Find the word "plain" in the data. Return every line where it appears.

(Records from a dataset)
*-*-*

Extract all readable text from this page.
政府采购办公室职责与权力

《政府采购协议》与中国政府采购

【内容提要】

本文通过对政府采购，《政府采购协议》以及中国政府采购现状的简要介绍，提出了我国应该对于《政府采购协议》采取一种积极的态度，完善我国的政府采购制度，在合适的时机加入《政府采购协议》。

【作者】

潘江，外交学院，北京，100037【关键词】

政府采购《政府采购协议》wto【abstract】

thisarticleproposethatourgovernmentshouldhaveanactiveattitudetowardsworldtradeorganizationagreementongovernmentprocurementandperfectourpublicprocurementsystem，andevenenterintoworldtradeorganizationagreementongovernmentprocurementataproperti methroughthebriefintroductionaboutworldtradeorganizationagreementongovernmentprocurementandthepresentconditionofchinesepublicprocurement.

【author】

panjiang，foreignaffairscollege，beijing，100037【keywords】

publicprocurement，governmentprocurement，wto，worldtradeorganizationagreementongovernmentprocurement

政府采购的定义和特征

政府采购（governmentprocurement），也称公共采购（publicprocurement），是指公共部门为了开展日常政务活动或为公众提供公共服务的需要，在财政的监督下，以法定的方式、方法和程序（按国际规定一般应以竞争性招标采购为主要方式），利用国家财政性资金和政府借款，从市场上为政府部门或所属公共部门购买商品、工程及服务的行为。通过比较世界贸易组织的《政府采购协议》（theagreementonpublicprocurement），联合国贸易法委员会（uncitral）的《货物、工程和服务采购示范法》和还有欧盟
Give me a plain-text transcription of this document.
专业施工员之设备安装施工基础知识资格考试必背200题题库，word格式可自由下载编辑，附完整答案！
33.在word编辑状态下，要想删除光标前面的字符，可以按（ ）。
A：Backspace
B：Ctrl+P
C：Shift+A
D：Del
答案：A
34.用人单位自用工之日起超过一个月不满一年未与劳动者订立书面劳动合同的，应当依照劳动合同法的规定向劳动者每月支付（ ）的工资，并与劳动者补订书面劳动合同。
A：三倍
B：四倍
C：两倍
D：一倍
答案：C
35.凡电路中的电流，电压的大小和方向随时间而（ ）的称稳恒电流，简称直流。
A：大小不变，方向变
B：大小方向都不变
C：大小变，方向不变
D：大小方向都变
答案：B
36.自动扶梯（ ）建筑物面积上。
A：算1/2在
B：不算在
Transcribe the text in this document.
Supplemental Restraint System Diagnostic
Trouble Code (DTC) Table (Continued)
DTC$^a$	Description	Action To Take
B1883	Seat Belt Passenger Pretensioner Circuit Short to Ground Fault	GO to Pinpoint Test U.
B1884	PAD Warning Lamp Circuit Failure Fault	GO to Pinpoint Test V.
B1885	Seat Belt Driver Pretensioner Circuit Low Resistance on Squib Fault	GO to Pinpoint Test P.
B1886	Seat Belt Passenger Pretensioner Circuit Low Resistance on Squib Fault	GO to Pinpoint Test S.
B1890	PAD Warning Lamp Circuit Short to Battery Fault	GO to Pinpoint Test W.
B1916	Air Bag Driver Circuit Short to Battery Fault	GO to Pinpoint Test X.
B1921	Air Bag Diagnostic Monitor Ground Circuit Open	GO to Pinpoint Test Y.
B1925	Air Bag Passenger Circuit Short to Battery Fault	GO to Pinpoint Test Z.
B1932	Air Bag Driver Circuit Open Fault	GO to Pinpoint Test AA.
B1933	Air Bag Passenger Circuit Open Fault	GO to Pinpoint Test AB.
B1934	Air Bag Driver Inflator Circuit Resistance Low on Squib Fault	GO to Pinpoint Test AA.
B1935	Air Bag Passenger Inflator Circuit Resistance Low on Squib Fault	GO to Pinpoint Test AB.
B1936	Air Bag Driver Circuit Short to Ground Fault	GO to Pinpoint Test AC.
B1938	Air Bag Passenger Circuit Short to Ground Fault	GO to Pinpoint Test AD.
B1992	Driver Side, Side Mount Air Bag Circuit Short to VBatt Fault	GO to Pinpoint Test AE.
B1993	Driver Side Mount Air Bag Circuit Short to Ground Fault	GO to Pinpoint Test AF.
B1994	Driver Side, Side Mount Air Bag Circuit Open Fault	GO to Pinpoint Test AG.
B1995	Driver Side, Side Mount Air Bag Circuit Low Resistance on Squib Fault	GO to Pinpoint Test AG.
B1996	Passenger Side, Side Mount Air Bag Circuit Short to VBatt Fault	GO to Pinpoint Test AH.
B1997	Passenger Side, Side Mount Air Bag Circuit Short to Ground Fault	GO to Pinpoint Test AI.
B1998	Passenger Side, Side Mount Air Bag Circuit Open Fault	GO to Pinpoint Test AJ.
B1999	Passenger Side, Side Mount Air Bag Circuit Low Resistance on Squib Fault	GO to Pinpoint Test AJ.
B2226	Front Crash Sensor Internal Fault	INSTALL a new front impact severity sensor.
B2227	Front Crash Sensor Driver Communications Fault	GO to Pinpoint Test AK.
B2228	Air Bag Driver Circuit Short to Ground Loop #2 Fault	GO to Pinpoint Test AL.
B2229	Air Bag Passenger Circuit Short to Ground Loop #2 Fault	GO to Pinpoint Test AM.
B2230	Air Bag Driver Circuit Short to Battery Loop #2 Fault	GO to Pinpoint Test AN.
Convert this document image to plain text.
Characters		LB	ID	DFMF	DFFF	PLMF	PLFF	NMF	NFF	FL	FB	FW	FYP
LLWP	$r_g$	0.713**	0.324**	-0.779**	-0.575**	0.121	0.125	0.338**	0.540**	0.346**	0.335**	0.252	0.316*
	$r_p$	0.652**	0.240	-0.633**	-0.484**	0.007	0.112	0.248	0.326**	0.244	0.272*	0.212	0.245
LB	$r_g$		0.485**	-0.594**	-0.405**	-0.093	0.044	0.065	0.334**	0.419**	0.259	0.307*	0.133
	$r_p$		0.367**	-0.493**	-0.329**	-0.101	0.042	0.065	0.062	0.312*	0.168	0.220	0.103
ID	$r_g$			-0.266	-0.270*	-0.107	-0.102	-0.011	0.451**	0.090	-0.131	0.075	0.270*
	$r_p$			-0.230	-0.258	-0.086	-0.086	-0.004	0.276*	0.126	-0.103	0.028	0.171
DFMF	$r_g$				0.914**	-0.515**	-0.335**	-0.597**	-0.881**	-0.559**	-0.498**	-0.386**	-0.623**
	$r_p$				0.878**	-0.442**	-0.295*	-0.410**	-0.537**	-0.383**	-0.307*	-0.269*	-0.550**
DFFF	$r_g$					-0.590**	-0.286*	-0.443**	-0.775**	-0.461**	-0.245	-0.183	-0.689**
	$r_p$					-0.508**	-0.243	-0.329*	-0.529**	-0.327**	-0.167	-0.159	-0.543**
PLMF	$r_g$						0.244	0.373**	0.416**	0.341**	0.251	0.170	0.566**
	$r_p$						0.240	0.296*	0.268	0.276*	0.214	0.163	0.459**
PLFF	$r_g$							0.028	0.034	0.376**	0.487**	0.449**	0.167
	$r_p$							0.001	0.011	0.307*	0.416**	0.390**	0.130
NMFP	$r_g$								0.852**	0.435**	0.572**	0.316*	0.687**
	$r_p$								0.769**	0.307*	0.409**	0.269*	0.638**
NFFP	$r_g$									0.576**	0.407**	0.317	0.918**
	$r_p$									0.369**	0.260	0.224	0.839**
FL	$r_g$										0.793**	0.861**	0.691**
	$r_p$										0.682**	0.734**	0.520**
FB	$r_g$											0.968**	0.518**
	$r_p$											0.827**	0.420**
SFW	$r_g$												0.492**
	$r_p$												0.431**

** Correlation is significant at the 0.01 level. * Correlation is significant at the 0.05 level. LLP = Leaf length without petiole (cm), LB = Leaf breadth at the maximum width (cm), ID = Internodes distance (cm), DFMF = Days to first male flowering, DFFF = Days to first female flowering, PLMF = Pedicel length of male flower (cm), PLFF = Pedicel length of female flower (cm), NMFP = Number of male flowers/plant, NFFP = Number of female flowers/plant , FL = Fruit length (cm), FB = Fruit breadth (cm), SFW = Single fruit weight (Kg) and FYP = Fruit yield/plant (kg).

*-*-*

■ **COMPLETED TASK**
Give me a plain-text transcription of this document.
Convert this document image to plain text.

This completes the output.